**EXERCISE OBJECTIVE**
Output the material word for word. Leave each picture out.
═════ DATA SUPPLIED
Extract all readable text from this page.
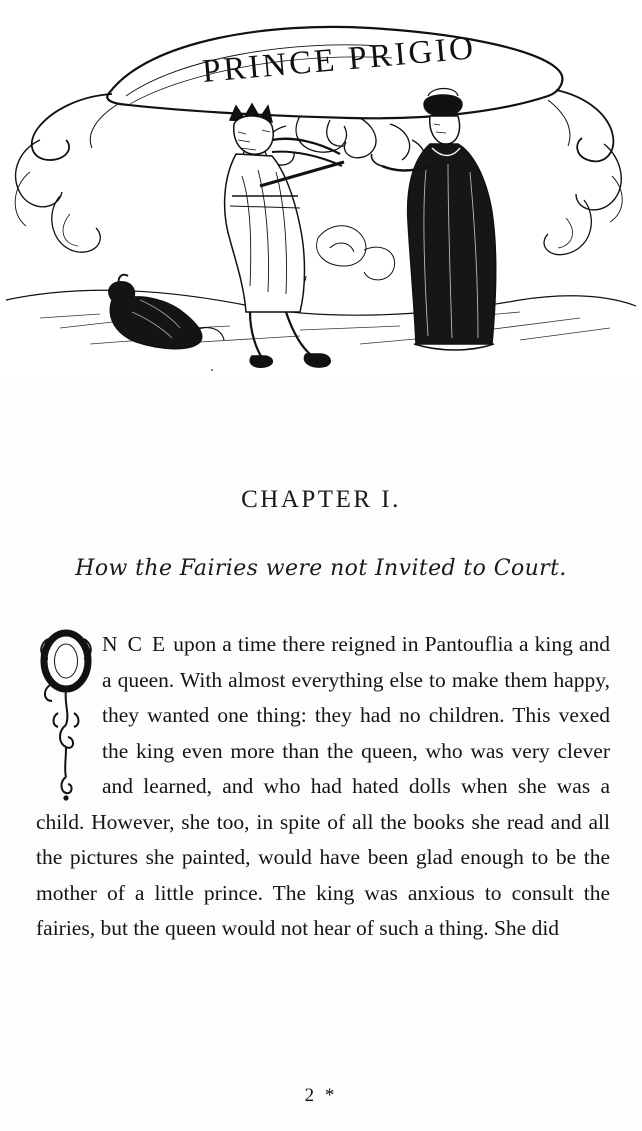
PRINCE PRIGIO
CHAPTER I.
How the Fairies were not Invited to Court.

N C E upon a time there reigned in Pantouflia a king and a queen. With almost everything else to make them happy, they wanted one thing: they had no children. This vexed the king even more than the queen, who was very clever and learned, and who had hated dolls when she was a child. However, she too, in spite of all the books she read and all the pictures she painted, would have been glad enough to be the mother of a little prince. The king was anxious to consult the fairies, but the queen would not hear of such a thing. She did

2 *
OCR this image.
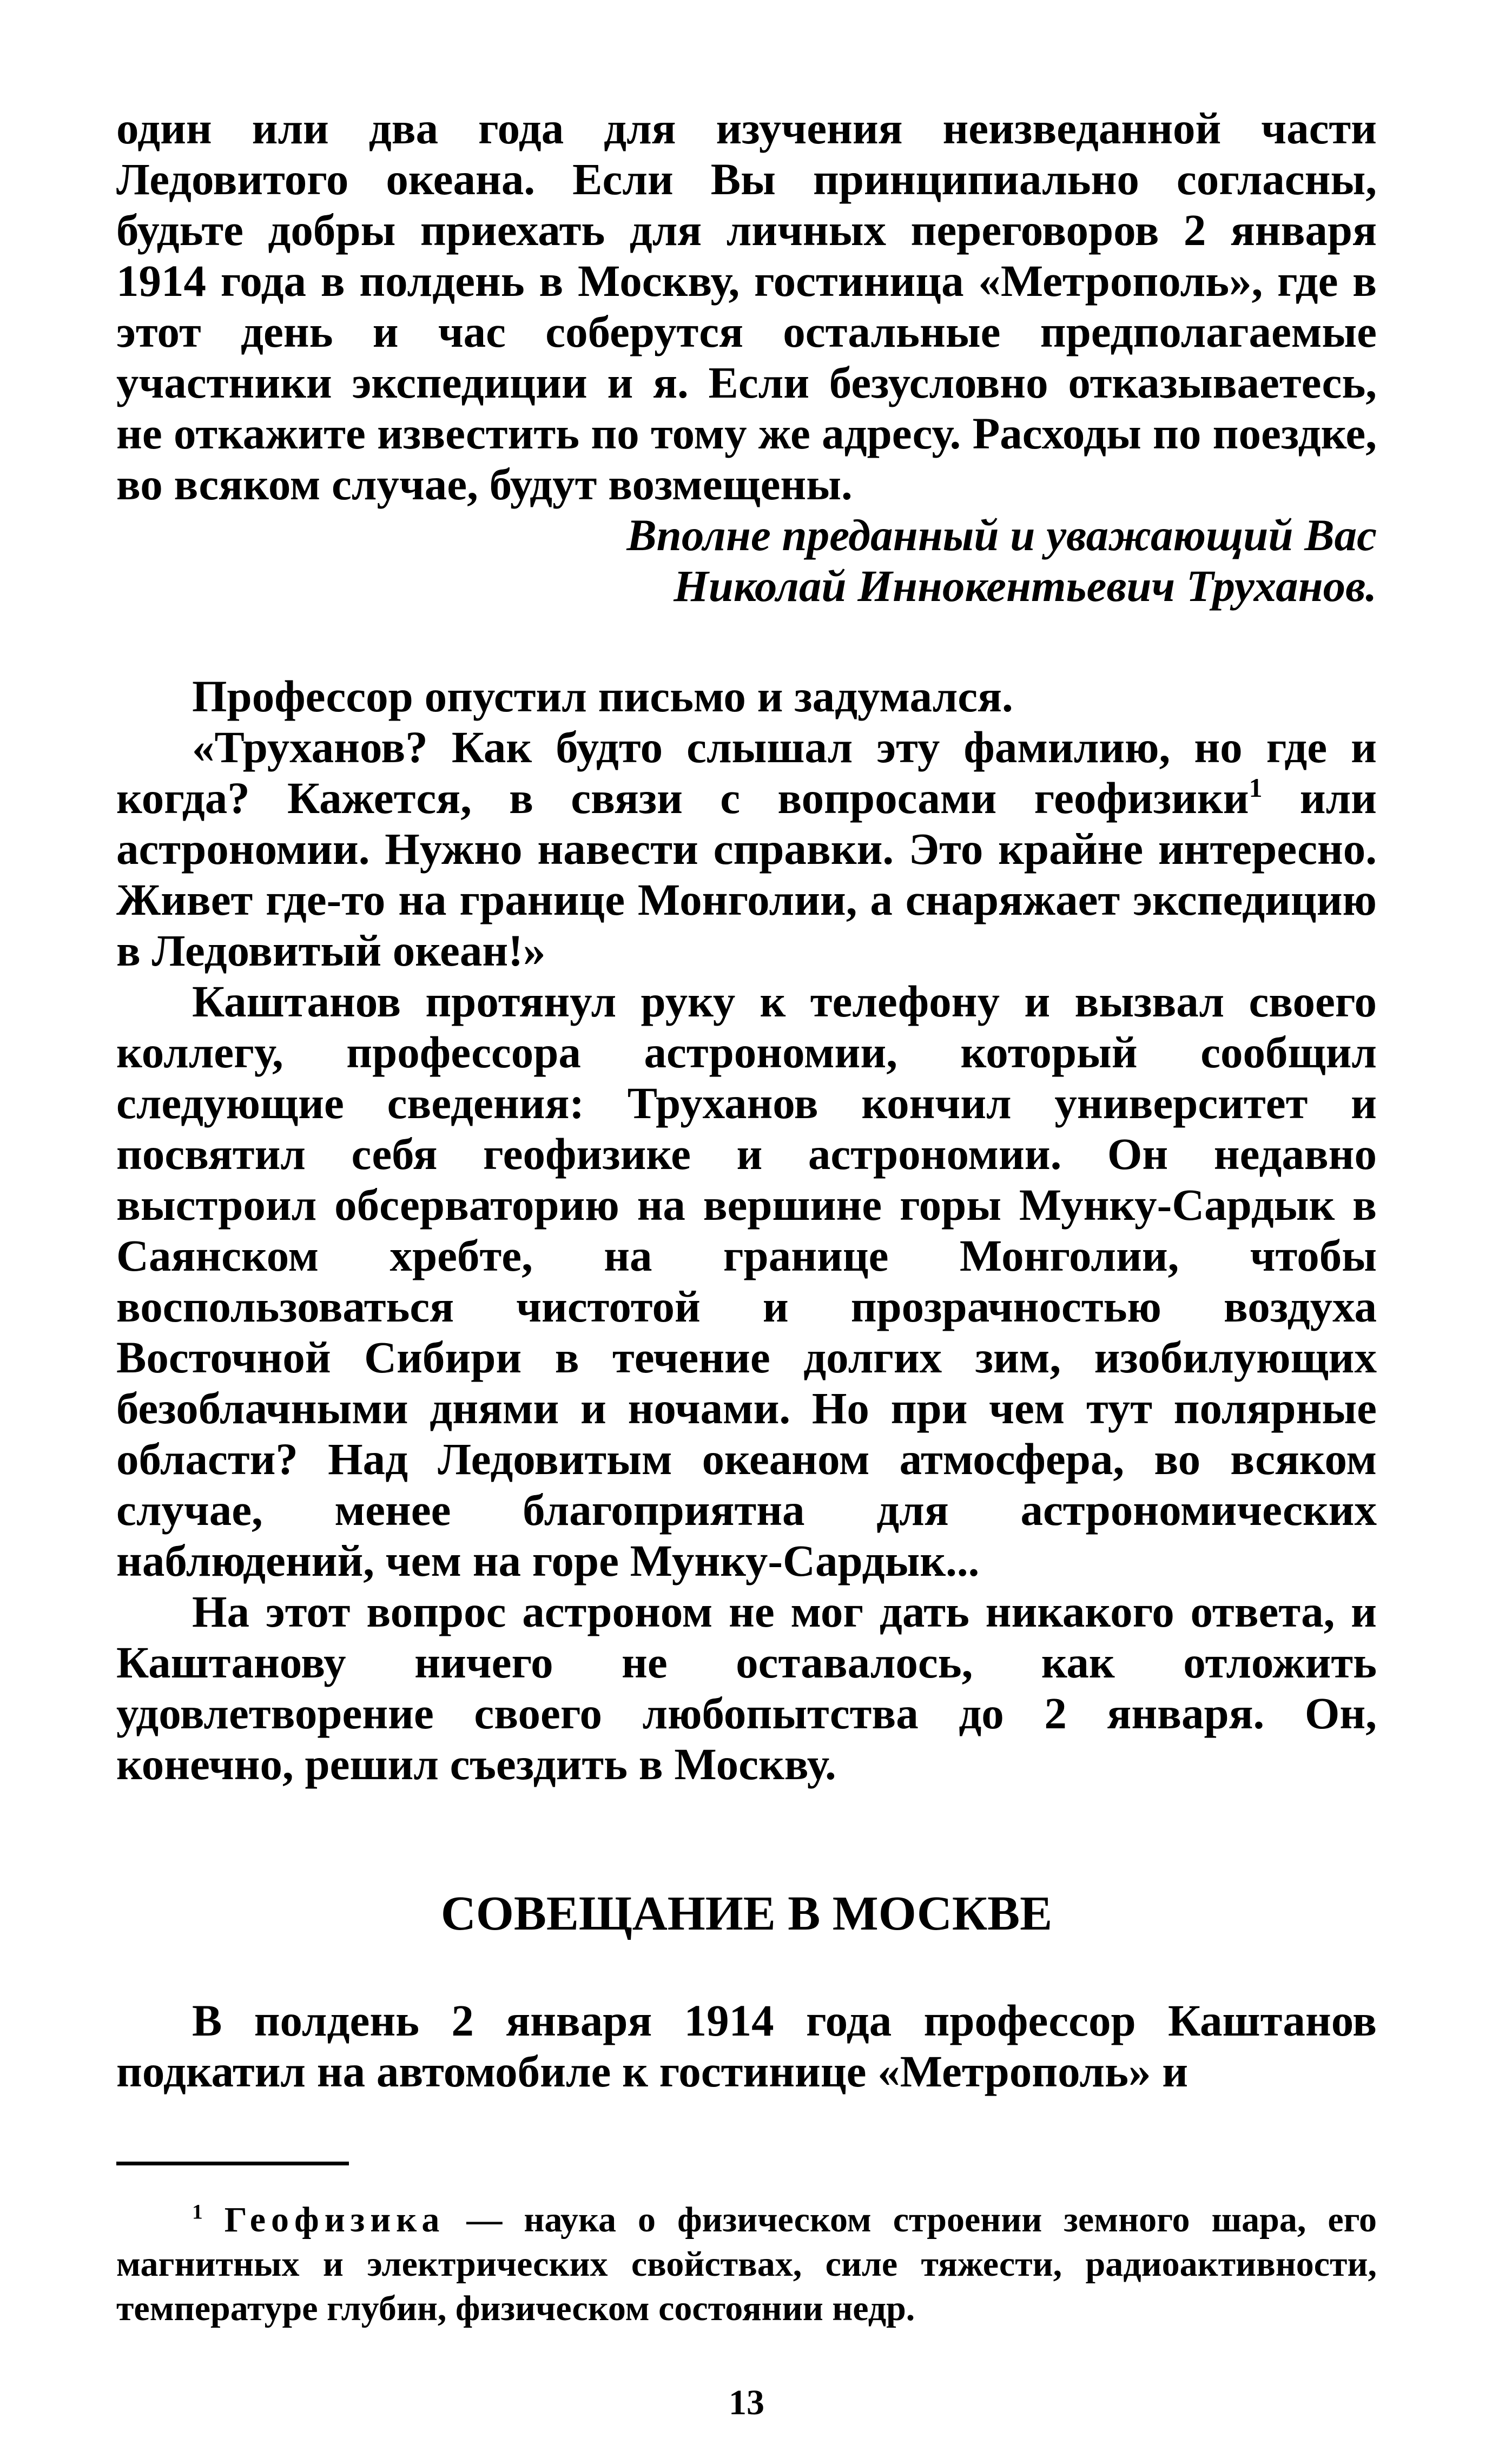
один или два года для изучения неизведанной части Ледовитого океана. Если Вы принципиально согласны, будьте добры приехать для личных переговоров 2 января 1914 года в полдень в Москву, гостиница «Метрополь», где в этот день и час соберутся остальные предполагаемые участники экспедиции и я. Если безусловно отказываетесь, не откажите известить по тому же адресу. Расходы по поездке, во всяком случае, будут возмещены.

Вполне преданный и уважающий Вас

Николай Иннокентьевич Труханов.

Профессор опустил письмо и задумался.

«Труханов? Как будто слышал эту фамилию, но где и когда? Кажется, в связи с вопросами геофизики$^1$ или астрономии. Нужно навести справки. Это крайне интересно. Живет где-то на границе Монголии, а снаряжает экспедицию в Ледовитый океан!»

Каштанов протянул руку к телефону и вызвал своего коллегу, профессора астрономии, который сообщил следующие сведения: Труханов кончил университет и посвятил себя геофизике и астрономии. Он недавно выстроил обсерваторию на вершине горы Мунку-Сардык в Саянском хребте, на границе Монголии, чтобы воспользоваться чистотой и прозрачностью воздуха Восточной Сибири в течение долгих зим, изобилующих безоблачными днями и ночами. Но при чем тут полярные области? Над Ледовитым океаном атмосфера, во всяком случае, менее благоприятна для астрономических наблюдений, чем на горе Мунку-Сардык...

На этот вопрос астроном не мог дать никакого ответа, и Каштанову ничего не оставалось, как отложить удовлетворение своего любопытства до 2 января. Он, конечно, решил съездить в Москву.

СОВЕЩАНИЕ В МОСКВЕ

В полдень 2 января 1914 года профессор Каштанов подкатил на автомобиле к гостинице «Метрополь» и

$^1$ Геофизика — наука о физическом строении земного шара, его магнитных и электрических свойствах, силе тяжести, радиоактивности, температуре глубин, физическом состоянии недр.

13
══════════
**ANSWER TO THE PROBLEM**
Extract all readable text from this page.
PRINCE PRIGIO
CHAPTER I.
How the Fairies were not Invited to Court.

N C E upon a time there reigned in Pantouflia a king and a queen. With almost everything else to make them happy, they wanted one thing: they had no children. This vexed the king even more than the queen, who was very clever and learned, and who had hated dolls when she was a child. However, she too, in spite of all the books she read and all the pictures she painted, would have been glad enough to be the mother of a little prince. The king was anxious to consult the fairies, but the queen would not hear of such a thing. She did

2 *
OCR this image.
один или два года для изучения неизведанной части Ледовитого океана. Если Вы принципиально согласны, будьте добры приехать для личных переговоров 2 января 1914 года в полдень в Москву, гостиница «Метрополь», где в этот день и час соберутся остальные предполагаемые участники экспедиции и я. Если безусловно отказываетесь, не откажите известить по тому же адресу. Расходы по поездке, во всяком случае, будут возмещены.

Вполне преданный и уважающий Вас

Николай Иннокентьевич Труханов.

Профессор опустил письмо и задумался.

«Труханов? Как будто слышал эту фамилию, но где и когда? Кажется, в связи с вопросами геофизики$^1$ или астрономии. Нужно навести справки. Это крайне интересно. Живет где-то на границе Монголии, а снаряжает экспедицию в Ледовитый океан!»

Каштанов протянул руку к телефону и вызвал своего коллегу, профессора астрономии, который сообщил следующие сведения: Труханов кончил университет и посвятил себя геофизике и астрономии. Он недавно выстроил обсерваторию на вершине горы Мунку-Сардык в Саянском хребте, на границе Монголии, чтобы воспользоваться чистотой и прозрачностью воздуха Восточной Сибири в течение долгих зим, изобилующих безоблачными днями и ночами. Но при чем тут полярные области? Над Ледовитым океаном атмосфера, во всяком случае, менее благоприятна для астрономических наблюдений, чем на горе Мунку-Сардык...

На этот вопрос астроном не мог дать никакого ответа, и Каштанову ничего не оставалось, как отложить удовлетворение своего любопытства до 2 января. Он, конечно, решил съездить в Москву.

СОВЕЩАНИЕ В МОСКВЕ

В полдень 2 января 1914 года профессор Каштанов подкатил на автомобиле к гостинице «Метрополь» и

$^1$ Геофизика — наука о физическом строении земного шара, его магнитных и электрических свойствах, силе тяжести, радиоактивности, температуре глубин, физическом состоянии недр.

13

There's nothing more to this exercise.